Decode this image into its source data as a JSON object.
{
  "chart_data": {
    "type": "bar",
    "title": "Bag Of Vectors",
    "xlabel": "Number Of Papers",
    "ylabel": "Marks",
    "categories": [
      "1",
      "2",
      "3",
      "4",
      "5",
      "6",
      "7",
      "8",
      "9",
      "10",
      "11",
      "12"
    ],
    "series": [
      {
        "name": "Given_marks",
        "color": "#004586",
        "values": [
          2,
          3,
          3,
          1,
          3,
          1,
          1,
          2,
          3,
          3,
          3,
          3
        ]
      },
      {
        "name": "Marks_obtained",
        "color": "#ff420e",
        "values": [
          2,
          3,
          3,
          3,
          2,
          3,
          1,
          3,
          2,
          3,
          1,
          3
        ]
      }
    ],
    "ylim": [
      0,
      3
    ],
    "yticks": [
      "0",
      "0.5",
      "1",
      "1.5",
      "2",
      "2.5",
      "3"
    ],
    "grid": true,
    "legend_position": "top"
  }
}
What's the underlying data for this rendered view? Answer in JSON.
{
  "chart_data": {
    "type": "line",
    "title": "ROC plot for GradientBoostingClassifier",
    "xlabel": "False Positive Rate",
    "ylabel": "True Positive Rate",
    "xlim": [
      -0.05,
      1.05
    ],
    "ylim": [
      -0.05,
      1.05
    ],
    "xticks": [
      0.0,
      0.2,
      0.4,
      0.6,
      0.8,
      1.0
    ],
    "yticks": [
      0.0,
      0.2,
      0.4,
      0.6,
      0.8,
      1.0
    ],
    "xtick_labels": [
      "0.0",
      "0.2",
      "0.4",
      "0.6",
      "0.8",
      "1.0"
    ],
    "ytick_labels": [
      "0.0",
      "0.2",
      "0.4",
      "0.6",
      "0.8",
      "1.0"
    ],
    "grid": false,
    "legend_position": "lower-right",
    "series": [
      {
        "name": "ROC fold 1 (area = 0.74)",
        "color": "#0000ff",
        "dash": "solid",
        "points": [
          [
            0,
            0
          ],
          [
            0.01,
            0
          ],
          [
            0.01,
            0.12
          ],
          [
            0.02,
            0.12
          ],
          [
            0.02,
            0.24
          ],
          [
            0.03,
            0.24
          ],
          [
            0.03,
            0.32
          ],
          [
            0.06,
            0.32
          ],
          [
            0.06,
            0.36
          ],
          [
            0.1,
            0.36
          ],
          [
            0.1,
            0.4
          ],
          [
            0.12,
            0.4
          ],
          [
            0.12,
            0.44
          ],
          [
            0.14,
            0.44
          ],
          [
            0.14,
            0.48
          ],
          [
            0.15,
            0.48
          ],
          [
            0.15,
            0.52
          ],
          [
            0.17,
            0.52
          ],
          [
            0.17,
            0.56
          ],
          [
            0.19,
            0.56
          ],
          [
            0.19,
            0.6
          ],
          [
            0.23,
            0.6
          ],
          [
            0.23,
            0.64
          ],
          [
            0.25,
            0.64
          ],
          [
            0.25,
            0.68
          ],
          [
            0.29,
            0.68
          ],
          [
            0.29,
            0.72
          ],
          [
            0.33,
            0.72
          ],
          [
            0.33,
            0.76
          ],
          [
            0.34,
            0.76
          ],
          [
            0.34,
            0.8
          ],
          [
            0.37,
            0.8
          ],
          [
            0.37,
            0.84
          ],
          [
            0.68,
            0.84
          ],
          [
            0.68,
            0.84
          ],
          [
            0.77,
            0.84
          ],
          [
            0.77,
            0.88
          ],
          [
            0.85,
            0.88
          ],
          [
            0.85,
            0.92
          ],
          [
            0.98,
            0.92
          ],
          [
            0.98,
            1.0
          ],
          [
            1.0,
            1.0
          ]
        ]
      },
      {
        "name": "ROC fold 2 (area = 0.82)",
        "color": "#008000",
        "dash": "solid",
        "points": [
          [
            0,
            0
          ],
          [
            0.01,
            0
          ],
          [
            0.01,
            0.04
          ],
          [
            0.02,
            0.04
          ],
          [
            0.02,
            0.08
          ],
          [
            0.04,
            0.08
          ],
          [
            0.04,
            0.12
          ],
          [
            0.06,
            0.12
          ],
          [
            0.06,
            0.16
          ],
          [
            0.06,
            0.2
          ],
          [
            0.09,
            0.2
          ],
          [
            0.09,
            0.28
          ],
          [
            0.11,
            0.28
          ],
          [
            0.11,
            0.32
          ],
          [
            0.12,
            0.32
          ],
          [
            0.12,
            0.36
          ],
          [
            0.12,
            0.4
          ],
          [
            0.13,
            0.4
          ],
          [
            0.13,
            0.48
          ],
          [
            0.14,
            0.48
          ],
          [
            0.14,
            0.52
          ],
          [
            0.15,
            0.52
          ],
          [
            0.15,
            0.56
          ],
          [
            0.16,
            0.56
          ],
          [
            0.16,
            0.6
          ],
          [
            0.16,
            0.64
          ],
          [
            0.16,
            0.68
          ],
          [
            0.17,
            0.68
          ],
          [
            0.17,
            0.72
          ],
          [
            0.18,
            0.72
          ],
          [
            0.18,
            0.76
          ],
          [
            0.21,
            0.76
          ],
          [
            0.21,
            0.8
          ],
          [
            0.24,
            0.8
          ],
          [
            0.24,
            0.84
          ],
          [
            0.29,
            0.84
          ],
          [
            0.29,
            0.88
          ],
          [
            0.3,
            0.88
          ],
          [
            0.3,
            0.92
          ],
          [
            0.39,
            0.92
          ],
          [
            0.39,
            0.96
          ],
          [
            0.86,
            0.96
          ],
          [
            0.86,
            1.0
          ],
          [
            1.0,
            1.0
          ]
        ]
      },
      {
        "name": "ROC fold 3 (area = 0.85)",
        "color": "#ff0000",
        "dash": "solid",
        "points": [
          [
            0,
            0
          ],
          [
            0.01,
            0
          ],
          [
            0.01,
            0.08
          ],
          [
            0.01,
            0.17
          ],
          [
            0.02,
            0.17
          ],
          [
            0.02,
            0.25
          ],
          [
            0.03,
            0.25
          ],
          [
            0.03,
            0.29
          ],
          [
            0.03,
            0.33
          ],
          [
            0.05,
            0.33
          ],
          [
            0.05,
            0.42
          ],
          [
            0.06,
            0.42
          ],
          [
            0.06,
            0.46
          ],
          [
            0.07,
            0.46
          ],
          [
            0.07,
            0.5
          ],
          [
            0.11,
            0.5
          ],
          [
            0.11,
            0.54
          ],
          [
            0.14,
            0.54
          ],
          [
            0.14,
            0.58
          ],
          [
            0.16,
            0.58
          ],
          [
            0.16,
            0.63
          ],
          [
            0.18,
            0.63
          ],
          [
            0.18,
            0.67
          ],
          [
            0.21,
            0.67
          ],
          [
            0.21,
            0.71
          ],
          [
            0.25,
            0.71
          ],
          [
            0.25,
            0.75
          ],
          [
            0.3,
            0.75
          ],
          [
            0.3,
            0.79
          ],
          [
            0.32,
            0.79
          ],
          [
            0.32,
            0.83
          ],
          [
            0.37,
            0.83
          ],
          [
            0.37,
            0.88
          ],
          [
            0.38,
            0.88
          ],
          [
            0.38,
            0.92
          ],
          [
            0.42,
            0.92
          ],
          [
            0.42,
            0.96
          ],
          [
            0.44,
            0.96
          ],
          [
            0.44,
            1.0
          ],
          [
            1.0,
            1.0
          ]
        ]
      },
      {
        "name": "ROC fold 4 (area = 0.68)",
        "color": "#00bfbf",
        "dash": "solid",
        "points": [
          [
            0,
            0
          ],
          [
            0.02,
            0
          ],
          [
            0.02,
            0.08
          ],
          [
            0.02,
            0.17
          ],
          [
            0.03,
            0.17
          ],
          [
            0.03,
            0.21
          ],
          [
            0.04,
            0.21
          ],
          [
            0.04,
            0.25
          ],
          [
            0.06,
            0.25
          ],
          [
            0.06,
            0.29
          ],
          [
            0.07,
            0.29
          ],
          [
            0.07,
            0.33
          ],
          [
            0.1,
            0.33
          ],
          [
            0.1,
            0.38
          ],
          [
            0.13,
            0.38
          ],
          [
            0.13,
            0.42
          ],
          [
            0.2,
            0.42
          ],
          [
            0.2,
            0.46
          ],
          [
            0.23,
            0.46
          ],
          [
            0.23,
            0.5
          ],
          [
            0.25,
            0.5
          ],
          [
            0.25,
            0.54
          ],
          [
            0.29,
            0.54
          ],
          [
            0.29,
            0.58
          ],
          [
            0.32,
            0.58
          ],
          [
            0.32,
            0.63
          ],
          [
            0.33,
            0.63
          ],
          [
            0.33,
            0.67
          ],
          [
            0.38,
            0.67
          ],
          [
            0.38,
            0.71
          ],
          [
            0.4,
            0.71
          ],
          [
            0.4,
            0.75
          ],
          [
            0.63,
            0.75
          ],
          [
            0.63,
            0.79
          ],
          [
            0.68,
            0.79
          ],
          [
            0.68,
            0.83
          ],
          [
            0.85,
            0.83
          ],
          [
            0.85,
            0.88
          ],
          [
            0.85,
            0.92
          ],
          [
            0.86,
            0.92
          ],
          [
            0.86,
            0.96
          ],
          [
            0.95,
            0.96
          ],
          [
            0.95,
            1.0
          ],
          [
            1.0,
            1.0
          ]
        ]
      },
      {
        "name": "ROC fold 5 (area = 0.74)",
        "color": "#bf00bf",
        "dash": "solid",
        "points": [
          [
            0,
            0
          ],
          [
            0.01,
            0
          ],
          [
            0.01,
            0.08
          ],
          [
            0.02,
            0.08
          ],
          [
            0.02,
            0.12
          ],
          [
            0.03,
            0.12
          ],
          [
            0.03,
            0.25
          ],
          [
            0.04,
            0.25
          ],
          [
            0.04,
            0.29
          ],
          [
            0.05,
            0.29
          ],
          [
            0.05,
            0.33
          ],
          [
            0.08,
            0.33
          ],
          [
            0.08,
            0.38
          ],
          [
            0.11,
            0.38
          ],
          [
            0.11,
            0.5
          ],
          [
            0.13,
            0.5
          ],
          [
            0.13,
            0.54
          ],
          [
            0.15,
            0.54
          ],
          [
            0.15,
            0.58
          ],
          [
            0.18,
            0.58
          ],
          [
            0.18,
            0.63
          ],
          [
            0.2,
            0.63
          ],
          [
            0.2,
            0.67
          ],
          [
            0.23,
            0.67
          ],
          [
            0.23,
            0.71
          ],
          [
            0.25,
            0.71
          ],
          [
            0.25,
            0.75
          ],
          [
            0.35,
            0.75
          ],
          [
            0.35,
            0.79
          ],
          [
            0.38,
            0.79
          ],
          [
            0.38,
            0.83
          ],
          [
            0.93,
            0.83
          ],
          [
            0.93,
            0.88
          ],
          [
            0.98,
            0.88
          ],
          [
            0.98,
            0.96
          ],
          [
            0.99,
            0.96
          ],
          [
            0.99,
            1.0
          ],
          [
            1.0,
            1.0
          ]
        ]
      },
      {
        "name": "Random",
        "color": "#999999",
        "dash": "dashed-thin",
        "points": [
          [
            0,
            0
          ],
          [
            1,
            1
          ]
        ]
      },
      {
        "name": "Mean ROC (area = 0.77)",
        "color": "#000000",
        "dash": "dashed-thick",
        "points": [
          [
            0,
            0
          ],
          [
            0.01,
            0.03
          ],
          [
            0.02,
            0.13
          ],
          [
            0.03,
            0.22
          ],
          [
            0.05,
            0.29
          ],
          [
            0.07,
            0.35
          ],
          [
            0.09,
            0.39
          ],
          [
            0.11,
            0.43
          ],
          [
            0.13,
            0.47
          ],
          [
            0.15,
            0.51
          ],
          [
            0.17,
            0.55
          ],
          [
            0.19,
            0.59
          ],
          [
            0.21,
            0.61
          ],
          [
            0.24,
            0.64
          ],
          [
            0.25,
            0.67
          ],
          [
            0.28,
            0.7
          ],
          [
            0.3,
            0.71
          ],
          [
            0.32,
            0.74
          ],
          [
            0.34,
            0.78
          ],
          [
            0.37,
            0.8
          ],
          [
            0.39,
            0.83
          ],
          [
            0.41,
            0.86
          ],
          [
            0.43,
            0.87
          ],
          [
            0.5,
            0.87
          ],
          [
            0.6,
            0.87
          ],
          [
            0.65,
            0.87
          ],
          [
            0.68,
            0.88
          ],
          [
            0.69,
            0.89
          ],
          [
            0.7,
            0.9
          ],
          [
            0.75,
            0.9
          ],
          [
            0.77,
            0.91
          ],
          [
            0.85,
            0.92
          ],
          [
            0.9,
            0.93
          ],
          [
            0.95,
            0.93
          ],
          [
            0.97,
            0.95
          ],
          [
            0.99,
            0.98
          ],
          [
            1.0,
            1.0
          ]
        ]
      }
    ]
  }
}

======

> [The request] Search the entries for the word "Rate" and gather every line where it appears.

> [Task output]
    "xlabel": "False Positive Rate",
    "ylabel": "True Positive Rate",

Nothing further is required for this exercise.